WHAT TO WORK ON
Go through the lines below and copy each one that holds the string "يزيد".

--- Start of EXTRACTED INFORMATION ---

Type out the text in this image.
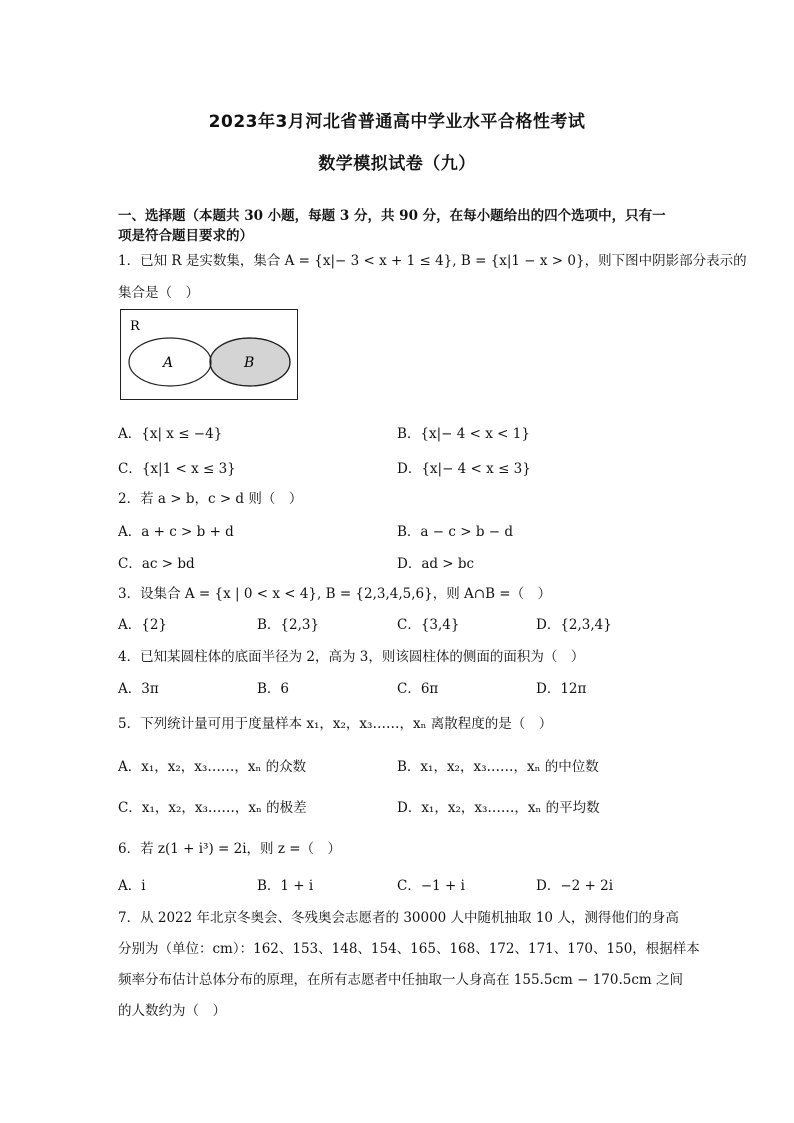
2023年3月河北省普通高中学业水平合格性考试
数学模拟试卷（九）
一、选择题（本题共 30 小题，每题 3 分，共 90 分，在每小题给出的四个选项中，只有一
项是符合题目要求的）
1．已知 R 是实数集，集合 A = {x|− 3 < x + 1 ≤ 4}, B = {x|1 − x > 0}，则下图中阴影部分表示的
集合是（　）
R
A	B
A．{x| x ≤ −4}	B．{x|− 4 < x < 1}
C．{x|1 < x ≤ 3}	D．{x|− 4 < x ≤ 3}
2．若 a > b，c > d 则（　）
A．a + c > b + d	B．a − c > b − d
C．ac > bd	D．ad > bc
3．设集合 A = {x | 0 < x < 4}, B = {2,3,4,5,6}，则 A∩B =（　）
A．{2}	B．{2,3}	C．{3,4}	D．{2,3,4}
4．已知某圆柱体的底面半径为 2，高为 3，则该圆柱体的侧面的面积为（　）
A．3π	B．6	C．6π	D．12π
5．下列统计量可用于度量样本 x₁，x₂，x₃……，xₙ 离散程度的是（　）
A．x₁，x₂，x₃……，xₙ 的众数	B．x₁，x₂，x₃……，xₙ 的中位数
C．x₁，x₂，x₃……，xₙ 的极差	D．x₁，x₂，x₃……，xₙ 的平均数
6．若 z(1 + i³) = 2i，则 z =（　）
A．i	B．1 + i	C．−1 + i	D．−2 + 2i
7．从 2022 年北京冬奥会、冬残奥会志愿者的 30000 人中随机抽取 10 人，测得他们的身高
分别为（单位：cm）：162、153、148、154、165、168、172、171、170、150，根据样本
频率分布估计总体分布的原理，在所有志愿者中任抽取一人身高在 155.5cm − 170.5cm 之间
的人数约为（　）
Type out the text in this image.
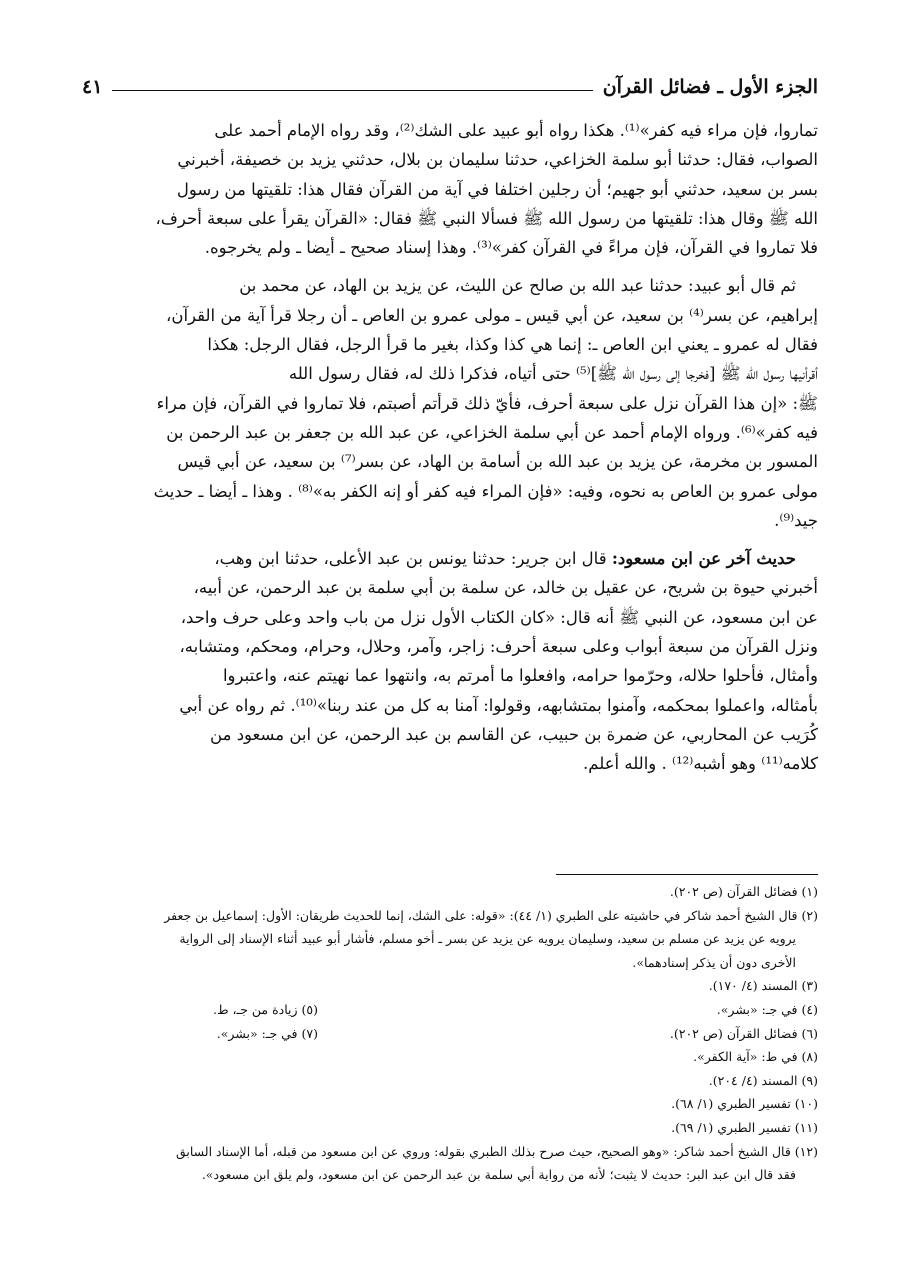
الجزء الأول ـ فضائل القرآن
٤١

تماروا، فإن مراء فيه كفر»⁽¹⁾. هكذا رواه أبو عبيد على الشك⁽²⁾، وقد رواه الإمام أحمد على
الصواب، فقال: حدثنا أبو سلمة الخزاعي، حدثنا سليمان بن بلال، حدثني يزيد بن خصيفة، أخبرني
بسر بن سعيد، حدثني أبو جهيم؛ أن رجلين اختلفا في آية من القرآن فقال هذا: تلقيتها من رسول
الله ﷺ وقال هذا: تلقيتها من رسول الله ﷺ فسألا النبي ﷺ فقال: «القرآن يقرأ على سبعة أحرف،
فلا تماروا في القرآن، فإن مراءً في القرآن كفر»⁽³⁾. وهذا إسناد صحيح ـ أيضا ـ ولم يخرجوه.

ثم قال أبو عبيد: حدثنا عبد الله بن صالح عن الليث، عن يزيد بن الهاد، عن محمد بن
إبراهيم، عن بسر⁽⁴⁾ بن سعيد، عن أبي قيس ـ مولى عمرو بن العاص ـ أن رجلا قرأ آية من القرآن،
فقال له عمرو ـ يعني ابن العاص ـ: إنما هي كذا وكذا، بغير ما قرأ الرجل، فقال الرجل: هكذا
أقرأنيها رسول الله ﷺ [فخرجا إلى رسول الله ﷺ]⁽⁵⁾ حتى أتياه، فذكرا ذلك له، فقال رسول الله
ﷺ: «إن هذا القرآن نزل على سبعة أحرف، فأيّ ذلك قرأتم أصبتم، فلا تماروا في القرآن، فإن مراء
فيه كفر»⁽⁶⁾. ورواه الإمام أحمد عن أبي سلمة الخزاعي، عن عبد الله بن جعفر بن عبد الرحمن بن
المسور بن مخرمة، عن يزيد بن عبد الله بن أسامة بن الهاد، عن بسر⁽⁷⁾ بن سعيد، عن أبي قيس
مولى عمرو بن العاص به نحوه، وفيه: «فإن المراء فيه كفر أو إنه الكفر به»⁽⁸⁾ . وهذا ـ أيضا ـ حديث
جيد⁽⁹⁾.

حديث آخر عن ابن مسعود: قال ابن جرير: حدثنا يونس بن عبد الأعلى، حدثنا ابن وهب،
أخبرني حيوة بن شريح، عن عقيل بن خالد، عن سلمة بن أبي سلمة بن عبد الرحمن، عن أبيه،
عن ابن مسعود، عن النبي ﷺ أنه قال: «كان الكتاب الأول نزل من باب واحد وعلى حرف واحد،
ونزل القرآن من سبعة أبواب وعلى سبعة أحرف: زاجر، وآمر، وحلال، وحرام، ومحكم، ومتشابه،
وأمثال، فأحلوا حلاله، وحرّموا حرامه، وافعلوا ما أمرتم به، وانتهوا عما نهيتم عنه، واعتبروا
بأمثاله، واعملوا بمحكمه، وآمنوا بمتشابهه، وقولوا: آمنا به كل من عند ربنا»⁽¹⁰⁾. ثم رواه عن أبي
كُرَيب عن المحاربي، عن ضمرة بن حبيب، عن القاسم بن عبد الرحمن، عن ابن مسعود من
كلامه⁽¹¹⁾ وهو أشبه⁽¹²⁾ . والله أعلم.

(١) فضائل القرآن (ص ٢٠٢).
(٢) قال الشيخ أحمد شاكر في حاشيته على الطبري (١/ ٤٤): «قوله: على الشك، إنما للحديث طريقان: الأول: إسماعيل بن جعفر
يرويه عن يزيد عن مسلم بن سعيد، وسليمان يرويه عن يزيد عن بسر ـ أخو مسلم، فأشار أبو عبيد أثناء الإسناد إلى الرواية
الأخرى دون أن يذكر إسنادهما».
(٣) المسند (٤/ ١٧٠).
(٤) في جـ: «بشر».
(٥) زيادة من جـ، ط.
(٦) فضائل القرآن (ص ٢٠٢).
(٧) في جـ: «بشر».
(٨) في ط: «آية الكفر».
(٩) المسند (٤/ ٢٠٤).
(١٠) تفسير الطبري (١/ ٦٨).
(١١) تفسير الطبري (١/ ٦٩).
(١٢) قال الشيخ أحمد شاكر: «وهو الصحيح، حيث صرح بذلك الطبري بقوله: وروي عن ابن مسعود من قبله، أما الإسناد السابق
فقد قال ابن عبد البر: حديث لا يثبت؛ لأنه من رواية أبي سلمة بن عبد الرحمن عن ابن مسعود، ولم يلق ابن مسعود».
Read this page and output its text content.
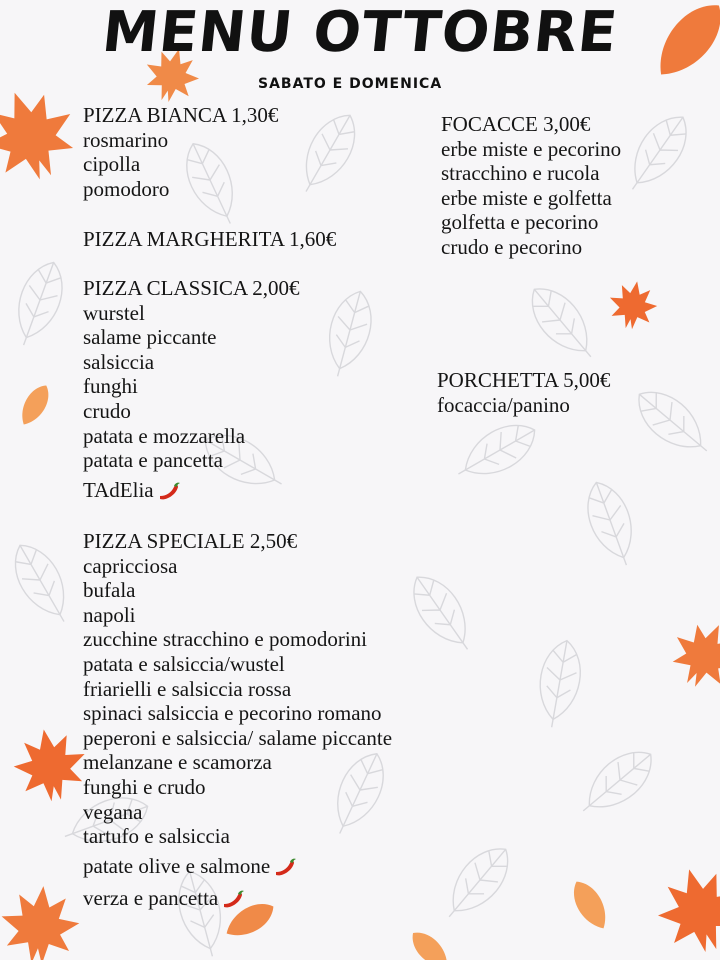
MENU OTTOBRE
SABATO E DOMENICA
PIZZA BIANCA 1,30€
rosmarino
cipolla
pomodoro
PIZZA MARGHERITA 1,60€
PIZZA CLASSICA 2,00€
wurstel
salame piccante
salsiccia
funghi
crudo
patata e mozzarella
patata e pancetta
TAdElia
PIZZA SPECIALE 2,50€
capricciosa
bufala
napoli
zucchine stracchino e pomodorini
patata e salsiccia/wustel
friarielli e salsiccia rossa
spinaci salsiccia e pecorino romano
peperoni e salsiccia/ salame piccante
melanzane e scamorza
funghi e crudo
vegana
tartufo e salsiccia
patate olive e salmone
verza e pancetta
FOCACCE 3,00€
erbe miste e pecorino
stracchino e rucola
erbe miste e golfetta
golfetta e pecorino
crudo e pecorino
PORCHETTA 5,00€
focaccia/panino
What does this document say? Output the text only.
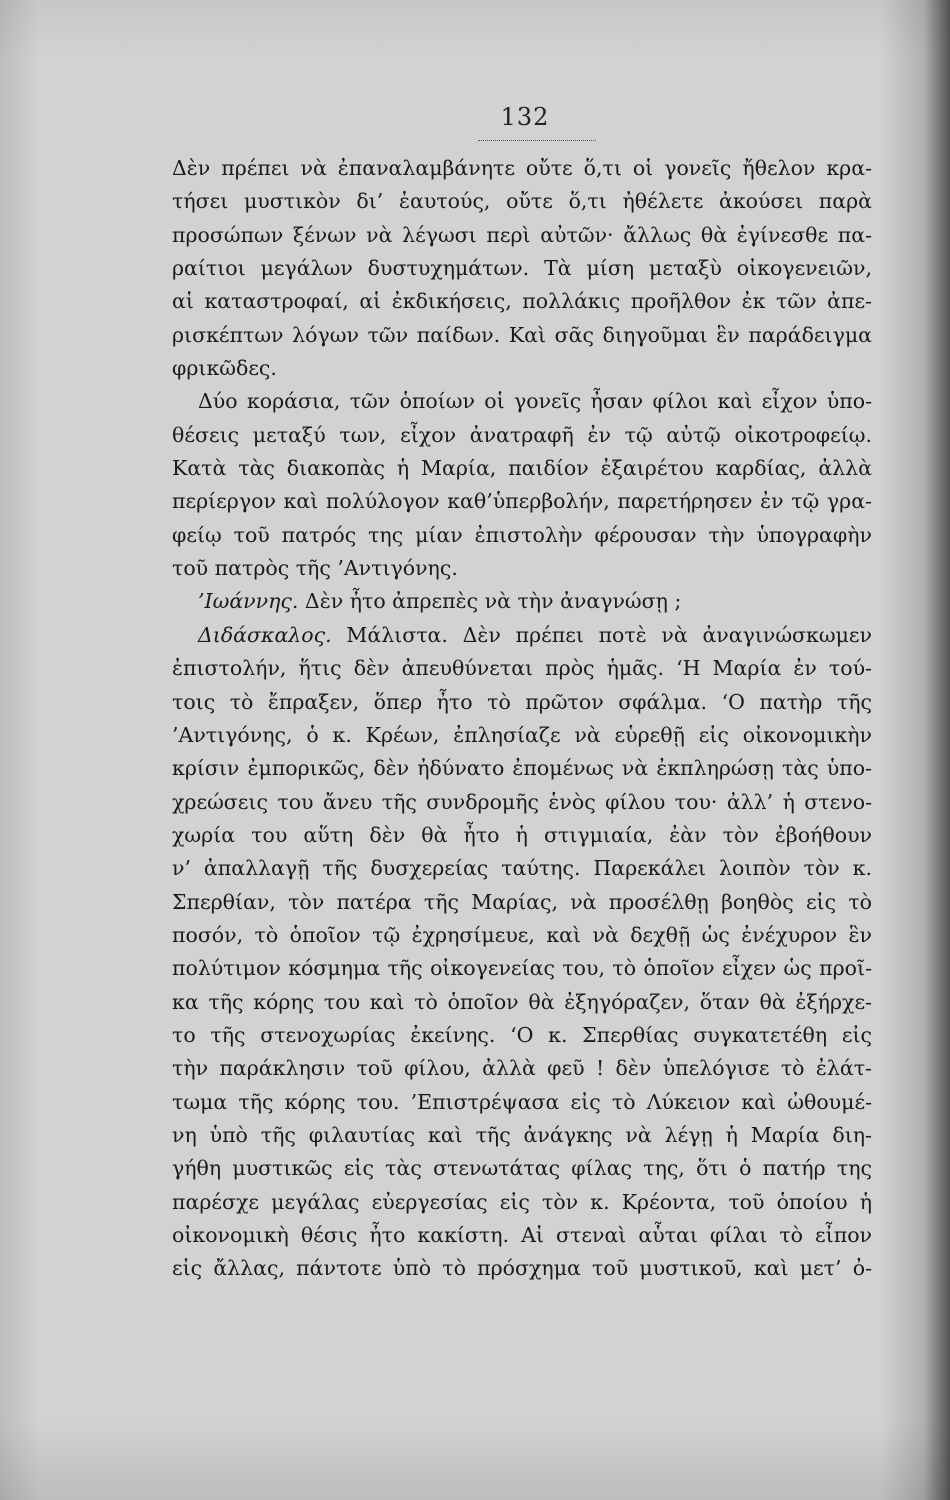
132
Δὲν πρέπει νὰ ἐπαναλαμβάνητε οὔτε ὅ,τι οἱ γονεῖς ἤθελον κρα-
τήσει μυστικὸν δι’ ἑαυτούς, οὔτε ὅ,τι ἠθέλετε ἀκούσει παρὰ
προσώπων ξένων νὰ λέγωσι περὶ αὐτῶν· ἄλλως θὰ ἐγίνεσθε πα-
ραίτιοι μεγάλων δυστυχημάτων. Τὰ μίση μεταξὺ οἰκογενειῶν,
αἱ καταστροφαί, αἱ ἐκδικήσεις, πολλάκις προῆλθον ἐκ τῶν ἀπε-
ρισκέπτων λόγων τῶν παίδων. Καὶ σᾶς διηγοῦμαι ἓν παράδειγμα
φρικῶδες.
Δύο κοράσια, τῶν ὁποίων οἱ γονεῖς ἦσαν φίλοι καὶ εἶχον ὑπο-
θέσεις μεταξύ των, εἶχον ἀνατραφῆ ἐν τῷ αὐτῷ οἰκοτροφείῳ.
Κατὰ τὰς διακοπὰς ἡ Μαρία, παιδίον ἐξαιρέτου καρδίας, ἀλλὰ
περίεργον καὶ πολύλογον καθ’ὑπερβολήν, παρετήρησεν ἐν τῷ γρα-
φείῳ τοῦ πατρός της μίαν ἐπιστολὴν φέρουσαν τὴν ὑπογραφὴν
τοῦ πατρὸς τῆς ’Αντιγόνης.
’Ιωάννης. Δὲν ἦτο ἀπρεπὲς νὰ τὴν ἀναγνώσῃ ;
Διδάσκαλος. Μάλιστα. Δὲν πρέπει ποτὲ νὰ ἀναγινώσκωμεν
ἐπιστολήν, ἥτις δὲν ἀπευθύνεται πρὸς ἡμᾶς. ‘Η Μαρία ἐν τού-
τοις τὸ ἔπραξεν, ὅπερ ἦτο τὸ πρῶτον σφάλμα. ‘Ο πατὴρ τῆς
’Αντιγόνης, ὁ κ. Κρέων, ἐπλησίαζε νὰ εὑρεθῇ εἰς οἰκονομικὴν
κρίσιν ἐμπορικῶς, δὲν ἠδύνατο ἐπομένως νὰ ἐκπληρώσῃ τὰς ὑπο-
χρεώσεις του ἄνευ τῆς συνδρομῆς ἑνὸς φίλου του· ἀλλ’ ἡ στενο-
χωρία του αὕτη δὲν θὰ ἦτο ἡ στιγμιαία, ἐὰν τὸν ἐβοήθουν
ν’ ἀπαλλαγῇ τῆς δυσχερείας ταύτης. Παρεκάλει λοιπὸν τὸν κ.
Σπερθίαν, τὸν πατέρα τῆς Μαρίας, νὰ προσέλθῃ βοηθὸς εἰς τὸ
ποσόν, τὸ ὁποῖον τῷ ἐχρησίμευε, καὶ νὰ δεχθῇ ὡς ἐνέχυρον ἓν
πολύτιμον κόσμημα τῆς οἰκογενείας του, τὸ ὁποῖον εἶχεν ὡς προῖ-
κα τῆς κόρης του καὶ τὸ ὁποῖον θὰ ἐξηγόραζεν, ὅταν θὰ ἐξήρχε-
το τῆς στενοχωρίας ἐκείνης. ‘Ο κ. Σπερθίας συγκατετέθη εἰς
τὴν παράκλησιν τοῦ φίλου, ἀλλὰ φεῦ ! δὲν ὑπελόγισε τὸ ἐλάτ-
τωμα τῆς κόρης του. ’Επιστρέψασα εἰς τὸ Λύκειον καὶ ὠθουμέ-
νη ὑπὸ τῆς φιλαυτίας καὶ τῆς ἀνάγκης νὰ λέγῃ ἡ Μαρία διη-
γήθη μυστικῶς εἰς τὰς στενωτάτας φίλας της, ὅτι ὁ πατήρ της
παρέσχε μεγάλας εὐεργεσίας εἰς τὸν κ. Κρέοντα, τοῦ ὁποίου ἡ
οἰκονομικὴ θέσις ἦτο κακίστη. Αἱ στεναὶ αὗται φίλαι τὸ εἶπον
εἰς ἄλλας, πάντοτε ὑπὸ τὸ πρόσχημα τοῦ μυστικοῦ, καὶ μετ’ ὀ-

--- End of EXTRACTED INFORMATION ---

CORRECT ANSWER
الصواب، فقال: حدثنا أبو سلمة الخزاعي، حدثنا سليمان بن بلال، حدثني يزيد بن خصيفة، أخبرني
ثم قال أبو عبيد: حدثنا عبد الله بن صالح عن الليث، عن يزيد بن الهاد، عن محمد بن
المسور بن مخرمة، عن يزيد بن عبد الله بن أسامة بن الهاد، عن بسر⁽⁷⁾ بن سعيد، عن أبي قيس
يرويه عن يزيد عن مسلم بن سعيد، وسليمان يرويه عن يزيد عن بسر ـ أخو مسلم، فأشار أبو عبيد أثناء الإسناد إلى الرواية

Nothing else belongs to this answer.